start EXTRACTED RECORDS

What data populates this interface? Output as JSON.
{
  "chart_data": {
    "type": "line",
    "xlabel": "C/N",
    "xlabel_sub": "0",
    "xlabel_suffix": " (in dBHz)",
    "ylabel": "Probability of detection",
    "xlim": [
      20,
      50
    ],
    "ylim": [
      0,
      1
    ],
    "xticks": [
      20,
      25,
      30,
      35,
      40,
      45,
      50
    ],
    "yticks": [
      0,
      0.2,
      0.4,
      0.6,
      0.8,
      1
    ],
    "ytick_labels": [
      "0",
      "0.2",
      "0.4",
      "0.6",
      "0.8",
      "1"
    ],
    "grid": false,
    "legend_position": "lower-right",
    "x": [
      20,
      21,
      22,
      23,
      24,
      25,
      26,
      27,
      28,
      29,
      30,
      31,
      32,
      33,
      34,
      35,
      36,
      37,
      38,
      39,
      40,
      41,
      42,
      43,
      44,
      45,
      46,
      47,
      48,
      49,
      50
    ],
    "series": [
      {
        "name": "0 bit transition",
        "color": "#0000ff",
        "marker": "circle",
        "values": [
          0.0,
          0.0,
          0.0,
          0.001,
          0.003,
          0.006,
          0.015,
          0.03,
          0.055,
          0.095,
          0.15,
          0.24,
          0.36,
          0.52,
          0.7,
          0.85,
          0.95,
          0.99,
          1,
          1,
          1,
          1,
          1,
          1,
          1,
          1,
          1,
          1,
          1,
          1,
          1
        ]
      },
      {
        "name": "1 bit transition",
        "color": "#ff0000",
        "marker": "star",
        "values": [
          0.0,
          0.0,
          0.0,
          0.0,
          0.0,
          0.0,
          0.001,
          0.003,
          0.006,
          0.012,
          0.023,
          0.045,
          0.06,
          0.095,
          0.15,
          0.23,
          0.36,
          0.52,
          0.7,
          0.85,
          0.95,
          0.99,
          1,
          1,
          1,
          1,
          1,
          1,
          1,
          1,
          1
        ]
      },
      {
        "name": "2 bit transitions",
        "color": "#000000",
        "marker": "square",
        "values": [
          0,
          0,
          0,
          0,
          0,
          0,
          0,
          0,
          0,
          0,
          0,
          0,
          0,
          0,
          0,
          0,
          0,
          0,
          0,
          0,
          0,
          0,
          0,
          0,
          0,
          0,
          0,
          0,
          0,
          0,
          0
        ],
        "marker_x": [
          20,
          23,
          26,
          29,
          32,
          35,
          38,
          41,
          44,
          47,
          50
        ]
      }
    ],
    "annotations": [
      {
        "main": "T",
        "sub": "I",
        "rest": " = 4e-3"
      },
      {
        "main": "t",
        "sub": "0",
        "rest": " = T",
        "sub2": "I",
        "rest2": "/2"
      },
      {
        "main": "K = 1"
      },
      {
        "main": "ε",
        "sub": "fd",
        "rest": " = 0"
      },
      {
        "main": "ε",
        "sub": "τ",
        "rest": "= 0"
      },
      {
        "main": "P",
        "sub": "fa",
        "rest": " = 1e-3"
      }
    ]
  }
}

end EXTRACTED RECORDS

WHAT IS ASKED
Every record shown above should be written out again exactly.

TASK SOLUTION
What data populates this interface? Output as JSON.
{
  "chart_data": {
    "type": "line",
    "xlabel": "C/N",
    "xlabel_sub": "0",
    "xlabel_suffix": " (in dBHz)",
    "ylabel": "Probability of detection",
    "xlim": [
      20,
      50
    ],
    "ylim": [
      0,
      1
    ],
    "xticks": [
      20,
      25,
      30,
      35,
      40,
      45,
      50
    ],
    "yticks": [
      0,
      0.2,
      0.4,
      0.6,
      0.8,
      1
    ],
    "ytick_labels": [
      "0",
      "0.2",
      "0.4",
      "0.6",
      "0.8",
      "1"
    ],
    "grid": false,
    "legend_position": "lower-right",
    "x": [
      20,
      21,
      22,
      23,
      24,
      25,
      26,
      27,
      28,
      29,
      30,
      31,
      32,
      33,
      34,
      35,
      36,
      37,
      38,
      39,
      40,
      41,
      42,
      43,
      44,
      45,
      46,
      47,
      48,
      49,
      50
    ],
    "series": [
      {
        "name": "0 bit transition",
        "color": "#0000ff",
        "marker": "circle",
        "values": [
          0.0,
          0.0,
          0.0,
          0.001,
          0.003,
          0.006,
          0.015,
          0.03,
          0.055,
          0.095,
          0.15,
          0.24,
          0.36,
          0.52,
          0.7,
          0.85,
          0.95,
          0.99,
          1,
          1,
          1,
          1,
          1,
          1,
          1,
          1,
          1,
          1,
          1,
          1,
          1
        ]
      },
      {
        "name": "1 bit transition",
        "color": "#ff0000",
        "marker": "star",
        "values": [
          0.0,
          0.0,
          0.0,
          0.0,
          0.0,
          0.0,
          0.001,
          0.003,
          0.006,
          0.012,
          0.023,
          0.045,
          0.06,
          0.095,
          0.15,
          0.23,
          0.36,
          0.52,
          0.7,
          0.85,
          0.95,
          0.99,
          1,
          1,
          1,
          1,
          1,
          1,
          1,
          1,
          1
        ]
      },
      {
        "name": "2 bit transitions",
        "color": "#000000",
        "marker": "square",
        "values": [
          0,
          0,
          0,
          0,
          0,
          0,
          0,
          0,
          0,
          0,
          0,
          0,
          0,
          0,
          0,
          0,
          0,
          0,
          0,
          0,
          0,
          0,
          0,
          0,
          0,
          0,
          0,
          0,
          0,
          0,
          0
        ],
        "marker_x": [
          20,
          23,
          26,
          29,
          32,
          35,
          38,
          41,
          44,
          47,
          50
        ]
      }
    ],
    "annotations": [
      {
        "main": "T",
        "sub": "I",
        "rest": " = 4e-3"
      },
      {
        "main": "t",
        "sub": "0",
        "rest": " = T",
        "sub2": "I",
        "rest2": "/2"
      },
      {
        "main": "K = 1"
      },
      {
        "main": "ε",
        "sub": "fd",
        "rest": " = 0"
      },
      {
        "main": "ε",
        "sub": "τ",
        "rest": "= 0"
      },
      {
        "main": "P",
        "sub": "fa",
        "rest": " = 1e-3"
      }
    ]
  }
}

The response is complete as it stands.